» **What to produce**: Write out the listing in full, matching it word for word.
----------
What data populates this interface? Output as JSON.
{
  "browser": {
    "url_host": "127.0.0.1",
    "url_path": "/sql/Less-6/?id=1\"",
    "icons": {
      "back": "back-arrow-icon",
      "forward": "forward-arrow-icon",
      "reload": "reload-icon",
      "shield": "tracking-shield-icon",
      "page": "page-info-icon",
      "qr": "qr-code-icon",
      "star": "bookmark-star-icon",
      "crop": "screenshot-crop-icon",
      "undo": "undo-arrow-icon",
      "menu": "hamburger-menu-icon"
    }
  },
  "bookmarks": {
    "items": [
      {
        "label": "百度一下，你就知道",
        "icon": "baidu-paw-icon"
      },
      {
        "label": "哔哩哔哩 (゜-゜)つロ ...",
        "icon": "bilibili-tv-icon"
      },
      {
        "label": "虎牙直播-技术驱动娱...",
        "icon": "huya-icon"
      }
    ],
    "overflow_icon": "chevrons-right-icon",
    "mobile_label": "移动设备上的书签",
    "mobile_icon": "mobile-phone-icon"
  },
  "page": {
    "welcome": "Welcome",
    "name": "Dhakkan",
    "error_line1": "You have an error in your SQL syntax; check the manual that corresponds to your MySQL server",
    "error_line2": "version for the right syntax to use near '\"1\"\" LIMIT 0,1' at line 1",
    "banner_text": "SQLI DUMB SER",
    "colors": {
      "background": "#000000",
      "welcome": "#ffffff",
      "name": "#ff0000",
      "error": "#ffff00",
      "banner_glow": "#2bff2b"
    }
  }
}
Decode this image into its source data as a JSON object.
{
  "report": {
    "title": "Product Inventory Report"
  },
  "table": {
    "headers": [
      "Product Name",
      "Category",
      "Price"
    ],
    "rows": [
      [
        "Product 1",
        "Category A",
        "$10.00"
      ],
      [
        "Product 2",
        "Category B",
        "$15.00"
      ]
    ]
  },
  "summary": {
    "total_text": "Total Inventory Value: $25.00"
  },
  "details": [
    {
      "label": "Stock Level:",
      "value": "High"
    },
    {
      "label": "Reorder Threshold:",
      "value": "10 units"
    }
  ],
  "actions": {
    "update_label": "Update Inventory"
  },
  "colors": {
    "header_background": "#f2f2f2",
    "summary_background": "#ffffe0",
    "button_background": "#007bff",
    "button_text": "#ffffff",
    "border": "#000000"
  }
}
----------
» **Result of the exercise**:
What data populates this interface? Output as JSON.
{
  "browser": {
    "url_host": "127.0.0.1",
    "url_path": "/sql/Less-6/?id=1\"",
    "icons": {
      "back": "back-arrow-icon",
      "forward": "forward-arrow-icon",
      "reload": "reload-icon",
      "shield": "tracking-shield-icon",
      "page": "page-info-icon",
      "qr": "qr-code-icon",
      "star": "bookmark-star-icon",
      "crop": "screenshot-crop-icon",
      "undo": "undo-arrow-icon",
      "menu": "hamburger-menu-icon"
    }
  },
  "bookmarks": {
    "items": [
      {
        "label": "百度一下，你就知道",
        "icon": "baidu-paw-icon"
      },
      {
        "label": "哔哩哔哩 (゜-゜)つロ ...",
        "icon": "bilibili-tv-icon"
      },
      {
        "label": "虎牙直播-技术驱动娱...",
        "icon": "huya-icon"
      }
    ],
    "overflow_icon": "chevrons-right-icon",
    "mobile_label": "移动设备上的书签",
    "mobile_icon": "mobile-phone-icon"
  },
  "page": {
    "welcome": "Welcome",
    "name": "Dhakkan",
    "error_line1": "You have an error in your SQL syntax; check the manual that corresponds to your MySQL server",
    "error_line2": "version for the right syntax to use near '\"1\"\" LIMIT 0,1' at line 1",
    "banner_text": "SQLI DUMB SER",
    "colors": {
      "background": "#000000",
      "welcome": "#ffffff",
      "name": "#ff0000",
      "error": "#ffff00",
      "banner_glow": "#2bff2b"
    }
  }
}
Decode this image into its source data as a JSON object.
{
  "report": {
    "title": "Product Inventory Report"
  },
  "table": {
    "headers": [
      "Product Name",
      "Category",
      "Price"
    ],
    "rows": [
      [
        "Product 1",
        "Category A",
        "$10.00"
      ],
      [
        "Product 2",
        "Category B",
        "$15.00"
      ]
    ]
  },
  "summary": {
    "total_text": "Total Inventory Value: $25.00"
  },
  "details": [
    {
      "label": "Stock Level:",
      "value": "High"
    },
    {
      "label": "Reorder Threshold:",
      "value": "10 units"
    }
  ],
  "actions": {
    "update_label": "Update Inventory"
  },
  "colors": {
    "header_background": "#f2f2f2",
    "summary_background": "#ffffe0",
    "button_background": "#007bff",
    "button_text": "#ffffff",
    "border": "#000000"
  }
}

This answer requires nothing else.